• _Data records_
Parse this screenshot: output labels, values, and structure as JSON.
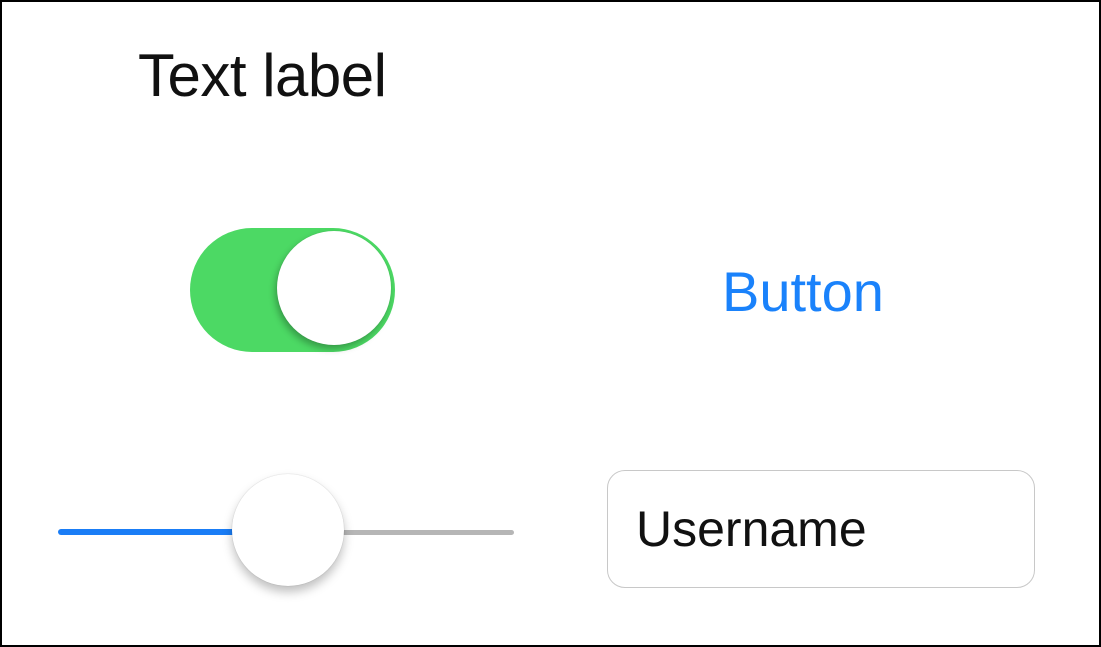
{
  "label": {
    "text": "Text label"
  },
  "toggle": {
    "state": "on",
    "on_color": "#4cd964"
  },
  "button": {
    "label": "Button",
    "color": "#1a82fb"
  },
  "slider": {
    "value": 0.5,
    "min_track_color": "#1a7df6",
    "max_track_color": "#b6b6b6"
  },
  "textfield": {
    "placeholder": "Username"
  }
}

• _Short exercise_
Copy each line of the records precisely and drop any images they hold.

• _Expected output_
Parse this screenshot: output labels, values, and structure as JSON.
{
  "label": {
    "text": "Text label"
  },
  "toggle": {
    "state": "on",
    "on_color": "#4cd964"
  },
  "button": {
    "label": "Button",
    "color": "#1a82fb"
  },
  "slider": {
    "value": 0.5,
    "min_track_color": "#1a7df6",
    "max_track_color": "#b6b6b6"
  },
  "textfield": {
    "placeholder": "Username"
  }
}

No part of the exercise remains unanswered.